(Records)

┄┄┄┄┄┄

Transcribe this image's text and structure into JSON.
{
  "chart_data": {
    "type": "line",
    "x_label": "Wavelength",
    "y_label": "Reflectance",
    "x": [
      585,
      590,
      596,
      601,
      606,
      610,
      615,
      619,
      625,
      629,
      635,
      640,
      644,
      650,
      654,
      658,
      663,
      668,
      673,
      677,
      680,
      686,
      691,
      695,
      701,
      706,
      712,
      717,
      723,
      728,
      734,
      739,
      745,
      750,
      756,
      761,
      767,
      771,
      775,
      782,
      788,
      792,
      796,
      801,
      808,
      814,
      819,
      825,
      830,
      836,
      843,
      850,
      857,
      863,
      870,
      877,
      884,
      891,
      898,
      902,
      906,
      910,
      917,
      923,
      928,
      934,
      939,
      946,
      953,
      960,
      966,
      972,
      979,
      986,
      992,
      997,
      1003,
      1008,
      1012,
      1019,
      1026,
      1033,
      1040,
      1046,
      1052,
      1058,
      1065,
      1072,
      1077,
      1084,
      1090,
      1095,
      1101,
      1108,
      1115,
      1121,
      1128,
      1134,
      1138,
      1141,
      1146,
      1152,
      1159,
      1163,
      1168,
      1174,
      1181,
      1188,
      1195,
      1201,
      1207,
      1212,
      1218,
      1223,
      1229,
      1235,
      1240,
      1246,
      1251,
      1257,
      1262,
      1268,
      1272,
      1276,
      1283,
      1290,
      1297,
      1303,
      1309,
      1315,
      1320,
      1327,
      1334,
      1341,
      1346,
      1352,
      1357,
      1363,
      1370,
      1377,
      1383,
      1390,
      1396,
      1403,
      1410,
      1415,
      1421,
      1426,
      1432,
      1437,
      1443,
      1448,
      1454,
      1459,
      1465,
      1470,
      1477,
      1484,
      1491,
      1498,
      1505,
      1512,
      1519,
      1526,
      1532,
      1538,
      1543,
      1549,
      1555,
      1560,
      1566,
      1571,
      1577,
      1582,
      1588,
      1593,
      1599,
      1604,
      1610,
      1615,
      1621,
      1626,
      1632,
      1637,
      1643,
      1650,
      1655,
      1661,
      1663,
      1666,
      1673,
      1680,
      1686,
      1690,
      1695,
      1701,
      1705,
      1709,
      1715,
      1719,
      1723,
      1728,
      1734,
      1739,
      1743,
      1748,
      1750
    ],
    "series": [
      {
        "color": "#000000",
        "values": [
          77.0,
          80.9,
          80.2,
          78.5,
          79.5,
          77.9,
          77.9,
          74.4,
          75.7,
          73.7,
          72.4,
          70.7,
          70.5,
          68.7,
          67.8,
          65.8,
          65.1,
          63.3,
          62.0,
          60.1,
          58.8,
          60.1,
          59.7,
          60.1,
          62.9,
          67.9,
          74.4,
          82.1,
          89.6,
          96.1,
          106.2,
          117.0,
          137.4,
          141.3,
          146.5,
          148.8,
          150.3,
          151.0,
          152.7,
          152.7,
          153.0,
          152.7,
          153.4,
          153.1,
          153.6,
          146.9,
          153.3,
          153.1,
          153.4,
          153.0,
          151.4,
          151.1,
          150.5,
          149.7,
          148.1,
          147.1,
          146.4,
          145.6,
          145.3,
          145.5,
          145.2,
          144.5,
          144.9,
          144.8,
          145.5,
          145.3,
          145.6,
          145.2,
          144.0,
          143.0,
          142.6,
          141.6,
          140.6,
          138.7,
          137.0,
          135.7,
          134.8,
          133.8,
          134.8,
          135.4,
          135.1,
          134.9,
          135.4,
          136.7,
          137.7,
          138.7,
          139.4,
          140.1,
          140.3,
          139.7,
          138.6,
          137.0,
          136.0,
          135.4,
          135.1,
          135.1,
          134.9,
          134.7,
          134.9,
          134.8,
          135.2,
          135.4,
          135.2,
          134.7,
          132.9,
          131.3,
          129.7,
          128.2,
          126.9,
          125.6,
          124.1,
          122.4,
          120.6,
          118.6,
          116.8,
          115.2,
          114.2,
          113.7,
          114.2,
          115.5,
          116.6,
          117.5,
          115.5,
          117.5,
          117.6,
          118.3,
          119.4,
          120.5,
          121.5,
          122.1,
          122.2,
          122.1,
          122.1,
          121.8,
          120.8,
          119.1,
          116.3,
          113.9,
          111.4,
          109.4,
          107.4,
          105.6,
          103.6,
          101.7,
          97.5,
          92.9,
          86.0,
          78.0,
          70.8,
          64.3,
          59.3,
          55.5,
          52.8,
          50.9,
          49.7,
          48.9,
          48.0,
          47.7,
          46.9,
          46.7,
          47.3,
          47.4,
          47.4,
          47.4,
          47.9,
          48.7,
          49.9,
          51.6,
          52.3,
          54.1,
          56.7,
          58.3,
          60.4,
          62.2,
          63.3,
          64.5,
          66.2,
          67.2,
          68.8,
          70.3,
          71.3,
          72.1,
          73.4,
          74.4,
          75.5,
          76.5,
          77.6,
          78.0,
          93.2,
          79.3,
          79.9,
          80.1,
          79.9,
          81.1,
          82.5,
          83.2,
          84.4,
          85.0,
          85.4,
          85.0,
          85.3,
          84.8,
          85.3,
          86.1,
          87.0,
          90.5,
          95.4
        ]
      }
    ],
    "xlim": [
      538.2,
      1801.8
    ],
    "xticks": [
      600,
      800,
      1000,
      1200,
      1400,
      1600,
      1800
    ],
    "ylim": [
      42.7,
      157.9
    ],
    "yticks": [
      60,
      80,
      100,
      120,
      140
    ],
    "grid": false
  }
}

┄┄┄┄┄┄

• _WORK INSTRUCTIONS_
The full set of records should be duplicated exactly.

• _RESPONSE BELOW_
Transcribe this image's text and structure into JSON.
{
  "chart_data": {
    "type": "line",
    "x_label": "Wavelength",
    "y_label": "Reflectance",
    "x": [
      585,
      590,
      596,
      601,
      606,
      610,
      615,
      619,
      625,
      629,
      635,
      640,
      644,
      650,
      654,
      658,
      663,
      668,
      673,
      677,
      680,
      686,
      691,
      695,
      701,
      706,
      712,
      717,
      723,
      728,
      734,
      739,
      745,
      750,
      756,
      761,
      767,
      771,
      775,
      782,
      788,
      792,
      796,
      801,
      808,
      814,
      819,
      825,
      830,
      836,
      843,
      850,
      857,
      863,
      870,
      877,
      884,
      891,
      898,
      902,
      906,
      910,
      917,
      923,
      928,
      934,
      939,
      946,
      953,
      960,
      966,
      972,
      979,
      986,
      992,
      997,
      1003,
      1008,
      1012,
      1019,
      1026,
      1033,
      1040,
      1046,
      1052,
      1058,
      1065,
      1072,
      1077,
      1084,
      1090,
      1095,
      1101,
      1108,
      1115,
      1121,
      1128,
      1134,
      1138,
      1141,
      1146,
      1152,
      1159,
      1163,
      1168,
      1174,
      1181,
      1188,
      1195,
      1201,
      1207,
      1212,
      1218,
      1223,
      1229,
      1235,
      1240,
      1246,
      1251,
      1257,
      1262,
      1268,
      1272,
      1276,
      1283,
      1290,
      1297,
      1303,
      1309,
      1315,
      1320,
      1327,
      1334,
      1341,
      1346,
      1352,
      1357,
      1363,
      1370,
      1377,
      1383,
      1390,
      1396,
      1403,
      1410,
      1415,
      1421,
      1426,
      1432,
      1437,
      1443,
      1448,
      1454,
      1459,
      1465,
      1470,
      1477,
      1484,
      1491,
      1498,
      1505,
      1512,
      1519,
      1526,
      1532,
      1538,
      1543,
      1549,
      1555,
      1560,
      1566,
      1571,
      1577,
      1582,
      1588,
      1593,
      1599,
      1604,
      1610,
      1615,
      1621,
      1626,
      1632,
      1637,
      1643,
      1650,
      1655,
      1661,
      1663,
      1666,
      1673,
      1680,
      1686,
      1690,
      1695,
      1701,
      1705,
      1709,
      1715,
      1719,
      1723,
      1728,
      1734,
      1739,
      1743,
      1748,
      1750
    ],
    "series": [
      {
        "color": "#000000",
        "values": [
          77.0,
          80.9,
          80.2,
          78.5,
          79.5,
          77.9,
          77.9,
          74.4,
          75.7,
          73.7,
          72.4,
          70.7,
          70.5,
          68.7,
          67.8,
          65.8,
          65.1,
          63.3,
          62.0,
          60.1,
          58.8,
          60.1,
          59.7,
          60.1,
          62.9,
          67.9,
          74.4,
          82.1,
          89.6,
          96.1,
          106.2,
          117.0,
          137.4,
          141.3,
          146.5,
          148.8,
          150.3,
          151.0,
          152.7,
          152.7,
          153.0,
          152.7,
          153.4,
          153.1,
          153.6,
          146.9,
          153.3,
          153.1,
          153.4,
          153.0,
          151.4,
          151.1,
          150.5,
          149.7,
          148.1,
          147.1,
          146.4,
          145.6,
          145.3,
          145.5,
          145.2,
          144.5,
          144.9,
          144.8,
          145.5,
          145.3,
          145.6,
          145.2,
          144.0,
          143.0,
          142.6,
          141.6,
          140.6,
          138.7,
          137.0,
          135.7,
          134.8,
          133.8,
          134.8,
          135.4,
          135.1,
          134.9,
          135.4,
          136.7,
          137.7,
          138.7,
          139.4,
          140.1,
          140.3,
          139.7,
          138.6,
          137.0,
          136.0,
          135.4,
          135.1,
          135.1,
          134.9,
          134.7,
          134.9,
          134.8,
          135.2,
          135.4,
          135.2,
          134.7,
          132.9,
          131.3,
          129.7,
          128.2,
          126.9,
          125.6,
          124.1,
          122.4,
          120.6,
          118.6,
          116.8,
          115.2,
          114.2,
          113.7,
          114.2,
          115.5,
          116.6,
          117.5,
          115.5,
          117.5,
          117.6,
          118.3,
          119.4,
          120.5,
          121.5,
          122.1,
          122.2,
          122.1,
          122.1,
          121.8,
          120.8,
          119.1,
          116.3,
          113.9,
          111.4,
          109.4,
          107.4,
          105.6,
          103.6,
          101.7,
          97.5,
          92.9,
          86.0,
          78.0,
          70.8,
          64.3,
          59.3,
          55.5,
          52.8,
          50.9,
          49.7,
          48.9,
          48.0,
          47.7,
          46.9,
          46.7,
          47.3,
          47.4,
          47.4,
          47.4,
          47.9,
          48.7,
          49.9,
          51.6,
          52.3,
          54.1,
          56.7,
          58.3,
          60.4,
          62.2,
          63.3,
          64.5,
          66.2,
          67.2,
          68.8,
          70.3,
          71.3,
          72.1,
          73.4,
          74.4,
          75.5,
          76.5,
          77.6,
          78.0,
          93.2,
          79.3,
          79.9,
          80.1,
          79.9,
          81.1,
          82.5,
          83.2,
          84.4,
          85.0,
          85.4,
          85.0,
          85.3,
          84.8,
          85.3,
          86.1,
          87.0,
          90.5,
          95.4
        ]
      }
    ],
    "xlim": [
      538.2,
      1801.8
    ],
    "xticks": [
      600,
      800,
      1000,
      1200,
      1400,
      1600,
      1800
    ],
    "ylim": [
      42.7,
      157.9
    ],
    "yticks": [
      60,
      80,
      100,
      120,
      140
    ],
    "grid": false
  }
}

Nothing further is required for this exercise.